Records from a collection
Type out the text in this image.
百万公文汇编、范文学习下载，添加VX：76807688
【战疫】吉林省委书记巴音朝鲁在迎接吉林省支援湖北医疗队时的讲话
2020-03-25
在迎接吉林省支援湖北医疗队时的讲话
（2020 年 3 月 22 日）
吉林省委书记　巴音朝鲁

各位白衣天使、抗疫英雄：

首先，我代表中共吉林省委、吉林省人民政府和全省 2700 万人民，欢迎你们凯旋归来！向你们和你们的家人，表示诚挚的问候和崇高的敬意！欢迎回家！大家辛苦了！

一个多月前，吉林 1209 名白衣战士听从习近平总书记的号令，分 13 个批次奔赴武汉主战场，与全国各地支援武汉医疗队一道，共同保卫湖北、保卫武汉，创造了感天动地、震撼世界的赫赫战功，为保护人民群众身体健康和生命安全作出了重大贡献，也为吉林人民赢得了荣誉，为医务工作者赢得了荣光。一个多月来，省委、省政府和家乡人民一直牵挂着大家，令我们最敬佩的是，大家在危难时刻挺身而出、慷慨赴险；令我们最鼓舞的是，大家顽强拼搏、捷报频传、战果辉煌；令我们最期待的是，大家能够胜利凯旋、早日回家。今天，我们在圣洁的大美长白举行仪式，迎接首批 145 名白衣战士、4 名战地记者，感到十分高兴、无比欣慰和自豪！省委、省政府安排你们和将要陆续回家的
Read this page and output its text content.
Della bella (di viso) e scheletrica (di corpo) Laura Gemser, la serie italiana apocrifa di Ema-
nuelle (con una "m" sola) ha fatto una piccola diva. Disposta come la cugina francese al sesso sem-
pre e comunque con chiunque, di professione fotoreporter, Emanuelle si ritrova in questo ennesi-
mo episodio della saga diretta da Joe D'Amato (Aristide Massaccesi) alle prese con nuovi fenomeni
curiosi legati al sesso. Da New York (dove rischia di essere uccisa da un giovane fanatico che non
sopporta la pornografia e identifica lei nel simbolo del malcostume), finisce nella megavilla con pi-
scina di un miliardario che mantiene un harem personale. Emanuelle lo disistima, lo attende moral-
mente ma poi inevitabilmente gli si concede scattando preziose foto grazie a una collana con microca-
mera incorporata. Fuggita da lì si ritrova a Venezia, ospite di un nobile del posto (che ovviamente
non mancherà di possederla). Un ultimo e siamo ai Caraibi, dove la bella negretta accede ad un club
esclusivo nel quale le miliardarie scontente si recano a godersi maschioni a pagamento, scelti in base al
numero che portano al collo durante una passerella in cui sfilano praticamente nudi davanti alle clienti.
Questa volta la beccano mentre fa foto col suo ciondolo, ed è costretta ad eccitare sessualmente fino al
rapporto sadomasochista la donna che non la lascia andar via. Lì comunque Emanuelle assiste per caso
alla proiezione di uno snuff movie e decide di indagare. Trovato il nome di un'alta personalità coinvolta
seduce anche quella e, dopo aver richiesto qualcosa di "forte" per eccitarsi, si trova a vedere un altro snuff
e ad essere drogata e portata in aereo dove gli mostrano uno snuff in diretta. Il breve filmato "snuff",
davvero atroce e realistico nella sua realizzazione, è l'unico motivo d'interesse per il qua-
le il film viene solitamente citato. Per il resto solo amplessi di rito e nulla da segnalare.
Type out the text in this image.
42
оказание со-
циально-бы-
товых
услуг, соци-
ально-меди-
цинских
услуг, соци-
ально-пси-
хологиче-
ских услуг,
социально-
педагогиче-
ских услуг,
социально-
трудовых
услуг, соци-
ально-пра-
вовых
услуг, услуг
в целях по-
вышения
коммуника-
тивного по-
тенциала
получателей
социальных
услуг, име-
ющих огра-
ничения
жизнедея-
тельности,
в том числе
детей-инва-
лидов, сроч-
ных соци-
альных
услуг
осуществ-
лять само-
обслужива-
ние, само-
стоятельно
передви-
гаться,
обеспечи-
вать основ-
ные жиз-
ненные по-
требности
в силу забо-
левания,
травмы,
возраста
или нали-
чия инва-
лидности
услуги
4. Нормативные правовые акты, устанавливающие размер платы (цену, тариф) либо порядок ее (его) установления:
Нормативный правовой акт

→ What is required
Please copy out each record, character for character.

→ Reply to the task
Type out the text in this image.
百万公文汇编、范文学习下载，添加VX：76807688
【战疫】吉林省委书记巴音朝鲁在迎接吉林省支援湖北医疗队时的讲话
2020-03-25
在迎接吉林省支援湖北医疗队时的讲话
（2020 年 3 月 22 日）
吉林省委书记　巴音朝鲁

各位白衣天使、抗疫英雄：

首先，我代表中共吉林省委、吉林省人民政府和全省 2700 万人民，欢迎你们凯旋归来！向你们和你们的家人，表示诚挚的问候和崇高的敬意！欢迎回家！大家辛苦了！

一个多月前，吉林 1209 名白衣战士听从习近平总书记的号令，分 13 个批次奔赴武汉主战场，与全国各地支援武汉医疗队一道，共同保卫湖北、保卫武汉，创造了感天动地、震撼世界的赫赫战功，为保护人民群众身体健康和生命安全作出了重大贡献，也为吉林人民赢得了荣誉，为医务工作者赢得了荣光。一个多月来，省委、省政府和家乡人民一直牵挂着大家，令我们最敬佩的是，大家在危难时刻挺身而出、慷慨赴险；令我们最鼓舞的是，大家顽强拼搏、捷报频传、战果辉煌；令我们最期待的是，大家能够胜利凯旋、早日回家。今天，我们在圣洁的大美长白举行仪式，迎接首批 145 名白衣战士、4 名战地记者，感到十分高兴、无比欣慰和自豪！省委、省政府安排你们和将要陆续回家的
Read this page and output its text content.
Della bella (di viso) e scheletrica (di corpo) Laura Gemser, la serie italiana apocrifa di Ema-
nuelle (con una "m" sola) ha fatto una piccola diva. Disposta come la cugina francese al sesso sem-
pre e comunque con chiunque, di professione fotoreporter, Emanuelle si ritrova in questo ennesi-
mo episodio della saga diretta da Joe D'Amato (Aristide Massaccesi) alle prese con nuovi fenomeni
curiosi legati al sesso. Da New York (dove rischia di essere uccisa da un giovane fanatico che non
sopporta la pornografia e identifica lei nel simbolo del malcostume), finisce nella megavilla con pi-
scina di un miliardario che mantiene un harem personale. Emanuelle lo disistima, lo attende moral-
mente ma poi inevitabilmente gli si concede scattando preziose foto grazie a una collana con microca-
mera incorporata. Fuggita da lì si ritrova a Venezia, ospite di un nobile del posto (che ovviamente
non mancherà di possederla). Un ultimo e siamo ai Caraibi, dove la bella negretta accede ad un club
esclusivo nel quale le miliardarie scontente si recano a godersi maschioni a pagamento, scelti in base al
numero che portano al collo durante una passerella in cui sfilano praticamente nudi davanti alle clienti.
Questa volta la beccano mentre fa foto col suo ciondolo, ed è costretta ad eccitare sessualmente fino al
rapporto sadomasochista la donna che non la lascia andar via. Lì comunque Emanuelle assiste per caso
alla proiezione di uno snuff movie e decide di indagare. Trovato il nome di un'alta personalità coinvolta
seduce anche quella e, dopo aver richiesto qualcosa di "forte" per eccitarsi, si trova a vedere un altro snuff
e ad essere drogata e portata in aereo dove gli mostrano uno snuff in diretta. Il breve filmato "snuff",
davvero atroce e realistico nella sua realizzazione, è l'unico motivo d'interesse per il qua-
le il film viene solitamente citato. Per il resto solo amplessi di rito e nulla da segnalare.
Type out the text in this image.
42
оказание со-
циально-бы-
товых
услуг, соци-
ально-меди-
цинских
услуг, соци-
ально-пси-
хологиче-
ских услуг,
социально-
педагогиче-
ских услуг,
социально-
трудовых
услуг, соци-
ально-пра-
вовых
услуг, услуг
в целях по-
вышения
коммуника-
тивного по-
тенциала
получателей
социальных
услуг, име-
ющих огра-
ничения
жизнедея-
тельности,
в том числе
детей-инва-
лидов, сроч-
ных соци-
альных
услуг
осуществ-
лять само-
обслужива-
ние, само-
стоятельно
передви-
гаться,
обеспечи-
вать основ-
ные жиз-
ненные по-
требности
в силу забо-
левания,
травмы,
возраста
или нали-
чия инва-
лидности
услуги
4. Нормативные правовые акты, устанавливающие размер платы (цену, тариф) либо порядок ее (его) установления:
Нормативный правовой акт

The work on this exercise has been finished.